STATED TASK:
An exact reproduction of the records is required, with all images left out.
○ ○ ○ ○ ○
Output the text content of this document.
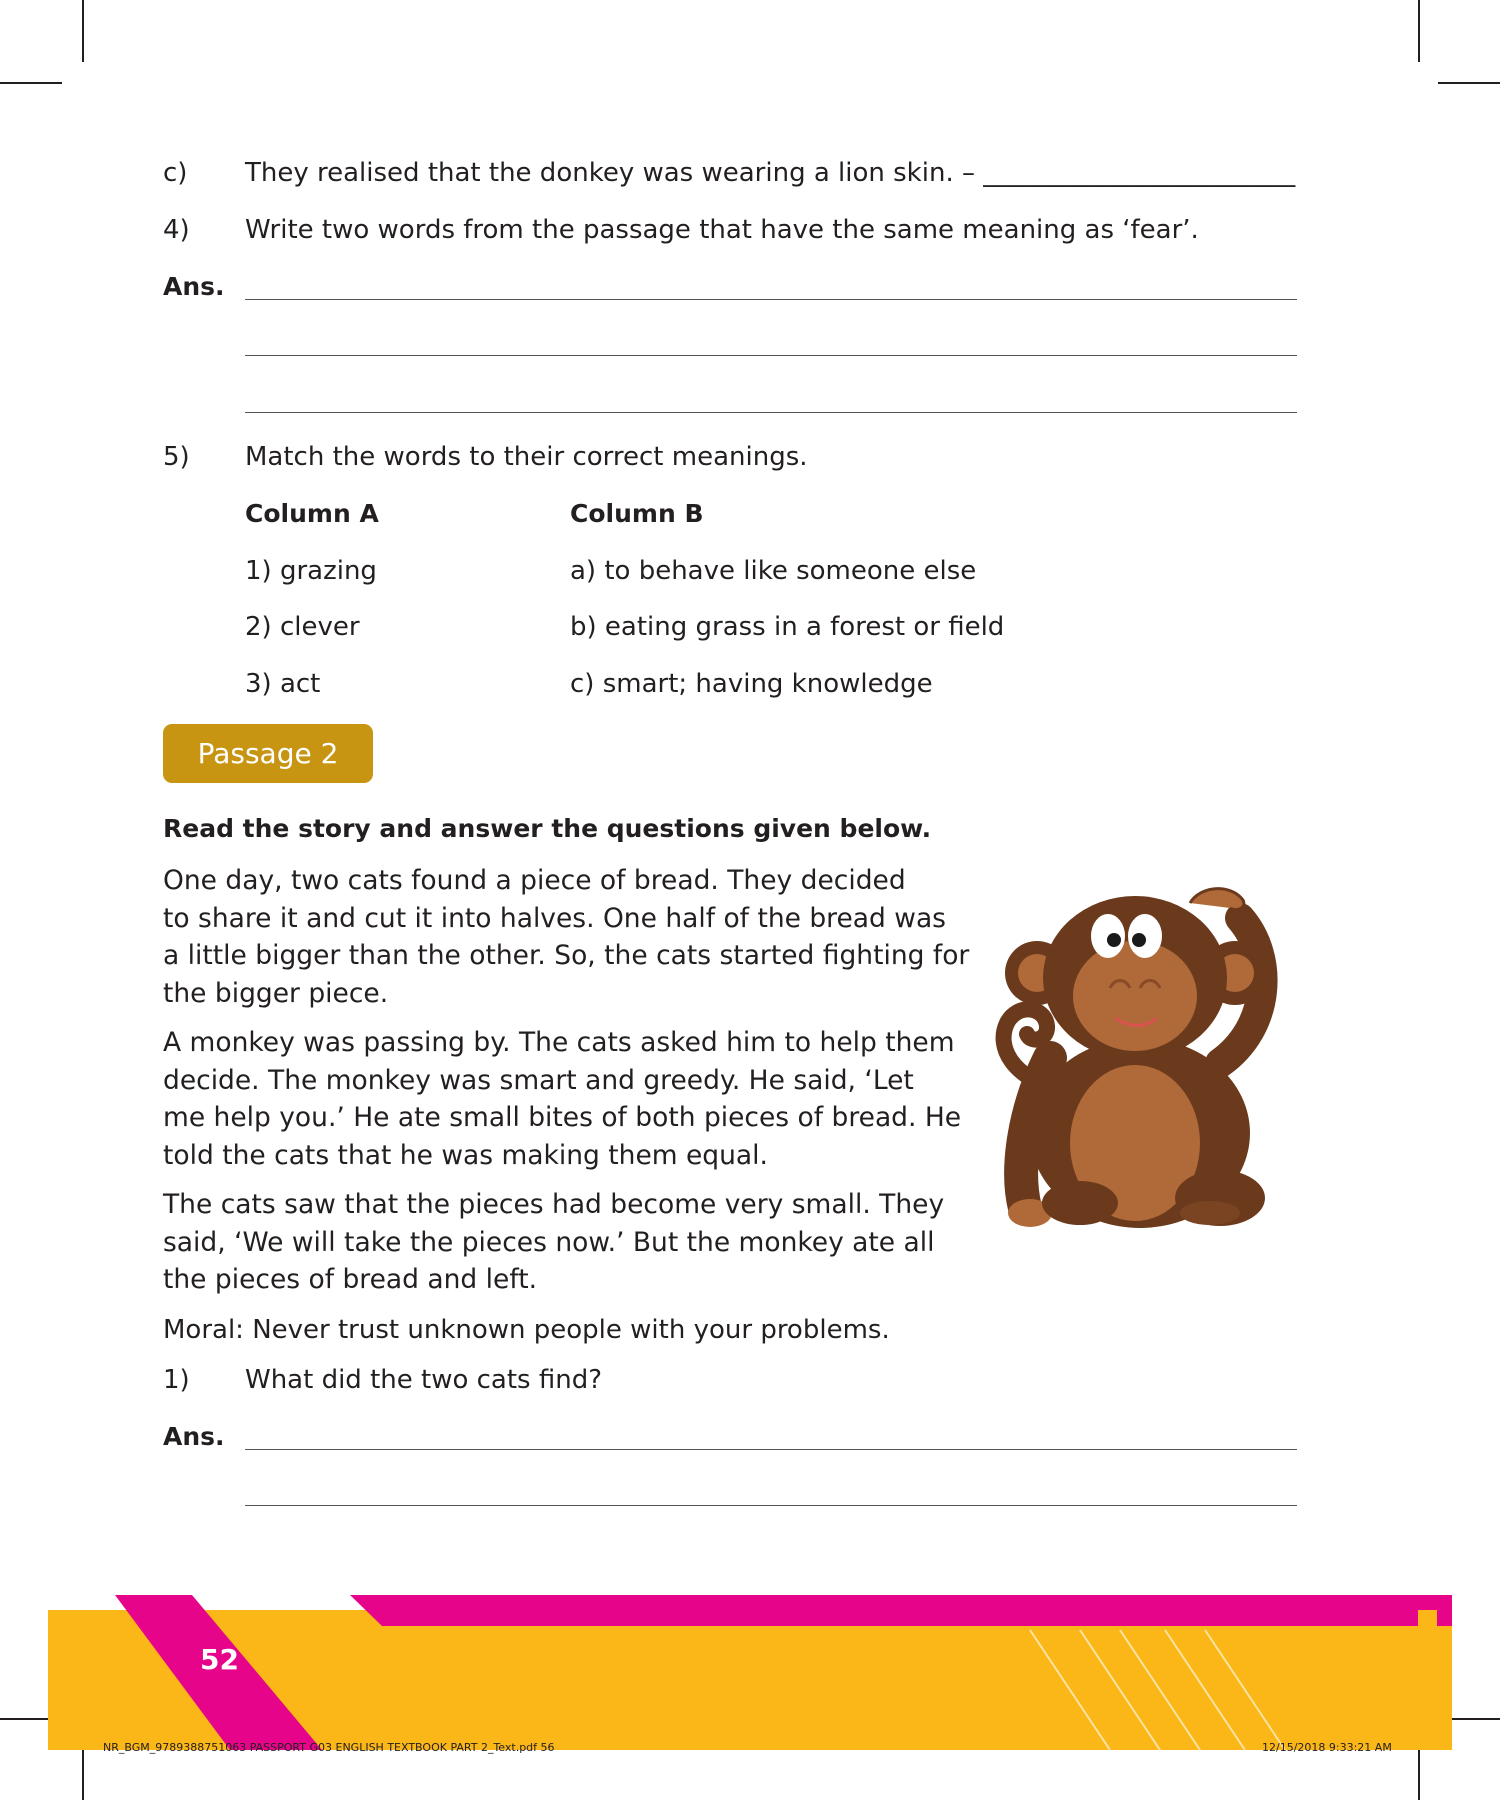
c) They realised that the donkey was wearing a lion skin. – ________________________
4) Write two words from the passage that have the same meaning as ‘fear’.
Ans.
5) Match the words to their correct meanings.
Column A	Column B
1) grazing
2) clever
3) act
a) to behave like someone else
b) eating grass in a forest or field
c) smart; having knowledge
Passage 2
Read the story and answer the questions given below.
One day, two cats found a piece of bread. They decided
to share it and cut it into halves. One half of the bread was
a little bigger than the other. So, the cats started fighting for
the bigger piece.
A monkey was passing by. The cats asked him to help them
decide. The monkey was smart and greedy. He said, ‘Let
me help you.’ He ate small bites of both pieces of bread. He
told the cats that he was making them equal.
The cats saw that the pieces had become very small. They
said, ‘We will take the pieces now.’ But the monkey ate all
the pieces of bread and left.
Moral: Never trust unknown people with your problems.
1) What did the two cats find?
Ans.
52
NR_BGM_9789388751063 PASSPORT G03 ENGLISH TEXTBOOK PART 2_Text.pdf 56	12/15/2018 9:33:21 AM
○ ○ ○ ○ ○
CORRECT OUTPUT:
Output the text content of this document.
c) They realised that the donkey was wearing a lion skin. – ________________________
4) Write two words from the passage that have the same meaning as ‘fear’.
Ans.
5) Match the words to their correct meanings.
Column A	Column B
1) grazing
2) clever
3) act
a) to behave like someone else
b) eating grass in a forest or field
c) smart; having knowledge
Passage 2
Read the story and answer the questions given below.
One day, two cats found a piece of bread. They decided
to share it and cut it into halves. One half of the bread was
a little bigger than the other. So, the cats started fighting for
the bigger piece.
A monkey was passing by. The cats asked him to help them
decide. The monkey was smart and greedy. He said, ‘Let
me help you.’ He ate small bites of both pieces of bread. He
told the cats that he was making them equal.
The cats saw that the pieces had become very small. They
said, ‘We will take the pieces now.’ But the monkey ate all
the pieces of bread and left.
Moral: Never trust unknown people with your problems.
1) What did the two cats find?
Ans.
52
NR_BGM_9789388751063 PASSPORT G03 ENGLISH TEXTBOOK PART 2_Text.pdf 56	12/15/2018 9:33:21 AM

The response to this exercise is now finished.